* EXTRACTED DATA
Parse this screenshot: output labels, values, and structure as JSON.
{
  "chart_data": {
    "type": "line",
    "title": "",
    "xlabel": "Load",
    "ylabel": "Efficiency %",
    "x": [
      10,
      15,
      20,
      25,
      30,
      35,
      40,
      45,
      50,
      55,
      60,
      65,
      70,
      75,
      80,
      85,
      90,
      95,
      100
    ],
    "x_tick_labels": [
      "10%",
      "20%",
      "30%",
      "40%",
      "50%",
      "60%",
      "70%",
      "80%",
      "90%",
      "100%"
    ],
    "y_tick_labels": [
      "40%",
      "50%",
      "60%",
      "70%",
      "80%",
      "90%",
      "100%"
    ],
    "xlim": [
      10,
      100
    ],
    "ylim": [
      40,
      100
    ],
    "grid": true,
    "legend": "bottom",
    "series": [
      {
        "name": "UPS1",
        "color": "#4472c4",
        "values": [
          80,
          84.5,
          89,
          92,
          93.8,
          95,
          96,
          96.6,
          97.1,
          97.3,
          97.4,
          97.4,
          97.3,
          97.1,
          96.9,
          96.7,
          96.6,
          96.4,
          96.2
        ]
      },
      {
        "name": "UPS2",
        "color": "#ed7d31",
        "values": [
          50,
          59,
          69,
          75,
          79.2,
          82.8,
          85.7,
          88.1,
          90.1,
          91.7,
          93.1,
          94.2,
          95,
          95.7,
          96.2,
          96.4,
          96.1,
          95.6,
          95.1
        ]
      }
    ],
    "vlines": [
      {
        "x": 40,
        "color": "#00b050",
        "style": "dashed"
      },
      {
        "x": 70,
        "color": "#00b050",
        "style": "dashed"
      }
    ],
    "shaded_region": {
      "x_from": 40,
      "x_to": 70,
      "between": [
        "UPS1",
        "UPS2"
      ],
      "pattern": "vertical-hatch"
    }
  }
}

* PROBLEM TO WORK ON
Make an exact copy of the listing, including every line.

* TASK OUTPUT
Parse this screenshot: output labels, values, and structure as JSON.
{
  "chart_data": {
    "type": "line",
    "title": "",
    "xlabel": "Load",
    "ylabel": "Efficiency %",
    "x": [
      10,
      15,
      20,
      25,
      30,
      35,
      40,
      45,
      50,
      55,
      60,
      65,
      70,
      75,
      80,
      85,
      90,
      95,
      100
    ],
    "x_tick_labels": [
      "10%",
      "20%",
      "30%",
      "40%",
      "50%",
      "60%",
      "70%",
      "80%",
      "90%",
      "100%"
    ],
    "y_tick_labels": [
      "40%",
      "50%",
      "60%",
      "70%",
      "80%",
      "90%",
      "100%"
    ],
    "xlim": [
      10,
      100
    ],
    "ylim": [
      40,
      100
    ],
    "grid": true,
    "legend": "bottom",
    "series": [
      {
        "name": "UPS1",
        "color": "#4472c4",
        "values": [
          80,
          84.5,
          89,
          92,
          93.8,
          95,
          96,
          96.6,
          97.1,
          97.3,
          97.4,
          97.4,
          97.3,
          97.1,
          96.9,
          96.7,
          96.6,
          96.4,
          96.2
        ]
      },
      {
        "name": "UPS2",
        "color": "#ed7d31",
        "values": [
          50,
          59,
          69,
          75,
          79.2,
          82.8,
          85.7,
          88.1,
          90.1,
          91.7,
          93.1,
          94.2,
          95,
          95.7,
          96.2,
          96.4,
          96.1,
          95.6,
          95.1
        ]
      }
    ],
    "vlines": [
      {
        "x": 40,
        "color": "#00b050",
        "style": "dashed"
      },
      {
        "x": 70,
        "color": "#00b050",
        "style": "dashed"
      }
    ],
    "shaded_region": {
      "x_from": 40,
      "x_to": 70,
      "between": [
        "UPS1",
        "UPS2"
      ],
      "pattern": "vertical-hatch"
    }
  }
}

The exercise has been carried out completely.